Dataset entries

[start]

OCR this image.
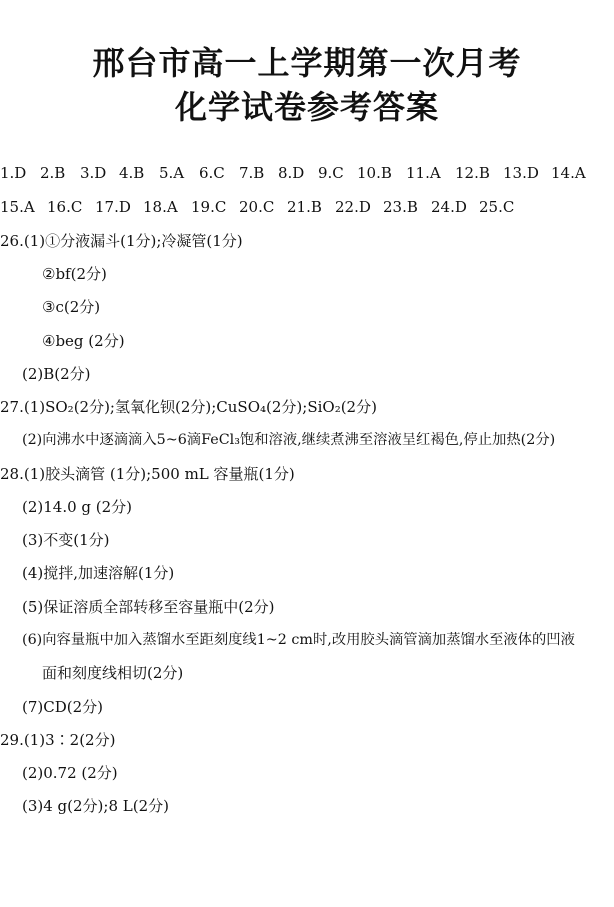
邢台市高一上学期第一次月考
化学试卷参考答案
1.D 2.B 3.D 4.B 5.A 6.C 7.B 8.D 9.C 10.B 11.A 12.B 13.D 14.A
15.A 16.C 17.D 18.A 19.C 20.C 21.B 22.D 23.B 24.D 25.C
26.(1)①分液漏斗(1分);冷凝管(1分)
②bf(2分)
③c(2分)
④beg (2分)
(2)B(2分)
27.(1)SO₂(2分);氢氧化钡(2分);CuSO₄(2分);SiO₂(2分)
(2)向沸水中逐滴滴入5~6滴FeCl₃饱和溶液,继续煮沸至溶液呈红褐色,停止加热(2分)
28.(1)胶头滴管 (1分);500 mL 容量瓶(1分)
(2)14.0 g (2分)
(3)不变(1分)
(4)搅拌,加速溶解(1分)
(5)保证溶质全部转移至容量瓶中(2分)
(6)向容量瓶中加入蒸馏水至距刻度线1~2 cm时,改用胶头滴管滴加蒸馏水至液体的凹液
面和刻度线相切(2分)
(7)CD(2分)
29.(1)3∶2(2分)
(2)0.72 (2分)
(3)4 g(2分);8 L(2分)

[end]

▶ WORK TO DO:
Output the entries above exactly, without their pictures.

▶ FULL ANSWER:
OCR this image.
邢台市高一上学期第一次月考
化学试卷参考答案
1.D 2.B 3.D 4.B 5.A 6.C 7.B 8.D 9.C 10.B 11.A 12.B 13.D 14.A
15.A 16.C 17.D 18.A 19.C 20.C 21.B 22.D 23.B 24.D 25.C
26.(1)①分液漏斗(1分);冷凝管(1分)
②bf(2分)
③c(2分)
④beg (2分)
(2)B(2分)
27.(1)SO₂(2分);氢氧化钡(2分);CuSO₄(2分);SiO₂(2分)
(2)向沸水中逐滴滴入5~6滴FeCl₃饱和溶液,继续煮沸至溶液呈红褐色,停止加热(2分)
28.(1)胶头滴管 (1分);500 mL 容量瓶(1分)
(2)14.0 g (2分)
(3)不变(1分)
(4)搅拌,加速溶解(1分)
(5)保证溶质全部转移至容量瓶中(2分)
(6)向容量瓶中加入蒸馏水至距刻度线1~2 cm时,改用胶头滴管滴加蒸馏水至液体的凹液
面和刻度线相切(2分)
(7)CD(2分)
29.(1)3∶2(2分)
(2)0.72 (2分)
(3)4 g(2分);8 L(2分)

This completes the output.